■ **Information provided**
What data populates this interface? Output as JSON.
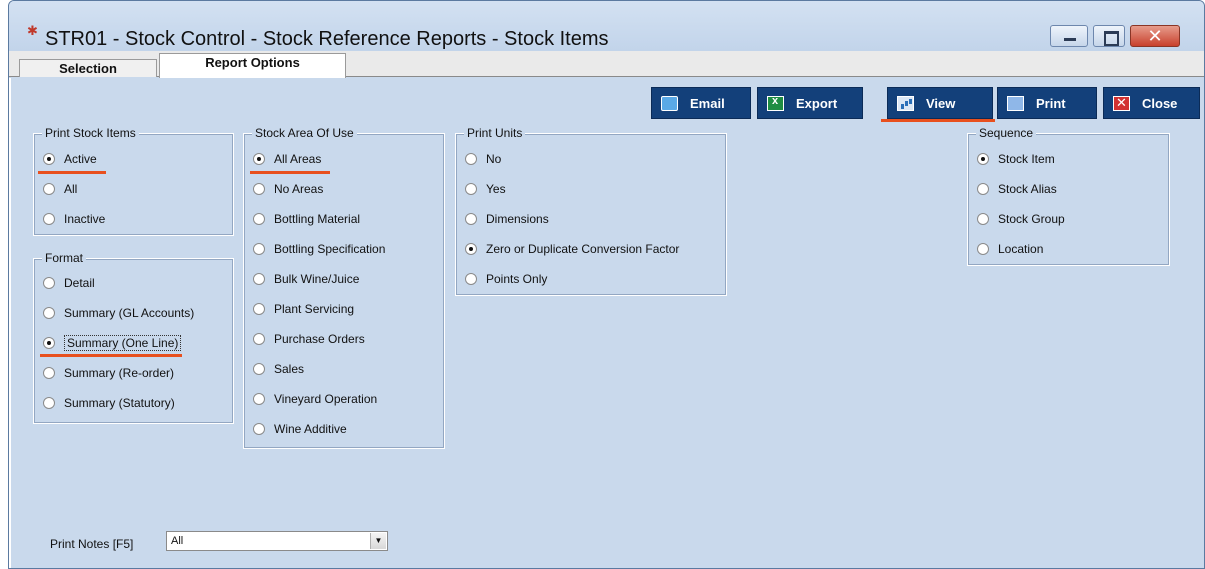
{
  "window": {
    "title": "STR01 - Stock Control - Stock Reference Reports - Stock Items",
    "close_label": "✕"
  },
  "tabs": [
    {
      "label": "Selection"
    },
    {
      "label": "Report Options"
    }
  ],
  "toolbar": {
    "email": "Email",
    "export": "Export",
    "view": "View",
    "print": "Print",
    "close": "Close"
  },
  "print_stock_items": {
    "legend": "Print Stock Items",
    "options": [
      "Active",
      "All",
      "Inactive"
    ],
    "selected": "Active"
  },
  "format": {
    "legend": "Format",
    "options": [
      "Detail",
      "Summary (GL Accounts)",
      "Summary (One Line)",
      "Summary (Re-order)",
      "Summary (Statutory)"
    ],
    "selected": "Summary (One Line)"
  },
  "stock_area": {
    "legend": "Stock Area Of Use",
    "options": [
      "All Areas",
      "No Areas",
      "Bottling Material",
      "Bottling Specification",
      "Bulk Wine/Juice",
      "Plant Servicing",
      "Purchase Orders",
      "Sales",
      "Vineyard Operation",
      "Wine Additive"
    ],
    "selected": "All Areas"
  },
  "print_units": {
    "legend": "Print Units",
    "options": [
      "No",
      "Yes",
      "Dimensions",
      "Zero or Duplicate Conversion Factor",
      "Points Only"
    ],
    "selected": "Zero or Duplicate Conversion Factor"
  },
  "sequence": {
    "legend": "Sequence",
    "options": [
      "Stock Item",
      "Stock Alias",
      "Stock Group",
      "Location"
    ],
    "selected": "Stock Item"
  },
  "print_notes": {
    "label": "Print Notes [F5]",
    "value": "All",
    "arrow": "▼"
  },
  "colors": {
    "background": "#c9d9ec",
    "toolbar_button": "#13407a",
    "highlight": "#e8501e"
  }
}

■ **Exercise description**
Leave the images out, please, and restate each line word for word.

■ **Exercise response**
What data populates this interface? Output as JSON.
{
  "window": {
    "title": "STR01 - Stock Control - Stock Reference Reports - Stock Items",
    "close_label": "✕"
  },
  "tabs": [
    {
      "label": "Selection"
    },
    {
      "label": "Report Options"
    }
  ],
  "toolbar": {
    "email": "Email",
    "export": "Export",
    "view": "View",
    "print": "Print",
    "close": "Close"
  },
  "print_stock_items": {
    "legend": "Print Stock Items",
    "options": [
      "Active",
      "All",
      "Inactive"
    ],
    "selected": "Active"
  },
  "format": {
    "legend": "Format",
    "options": [
      "Detail",
      "Summary (GL Accounts)",
      "Summary (One Line)",
      "Summary (Re-order)",
      "Summary (Statutory)"
    ],
    "selected": "Summary (One Line)"
  },
  "stock_area": {
    "legend": "Stock Area Of Use",
    "options": [
      "All Areas",
      "No Areas",
      "Bottling Material",
      "Bottling Specification",
      "Bulk Wine/Juice",
      "Plant Servicing",
      "Purchase Orders",
      "Sales",
      "Vineyard Operation",
      "Wine Additive"
    ],
    "selected": "All Areas"
  },
  "print_units": {
    "legend": "Print Units",
    "options": [
      "No",
      "Yes",
      "Dimensions",
      "Zero or Duplicate Conversion Factor",
      "Points Only"
    ],
    "selected": "Zero or Duplicate Conversion Factor"
  },
  "sequence": {
    "legend": "Sequence",
    "options": [
      "Stock Item",
      "Stock Alias",
      "Stock Group",
      "Location"
    ],
    "selected": "Stock Item"
  },
  "print_notes": {
    "label": "Print Notes [F5]",
    "value": "All",
    "arrow": "▼"
  },
  "colors": {
    "background": "#c9d9ec",
    "toolbar_button": "#13407a",
    "highlight": "#e8501e"
  }
}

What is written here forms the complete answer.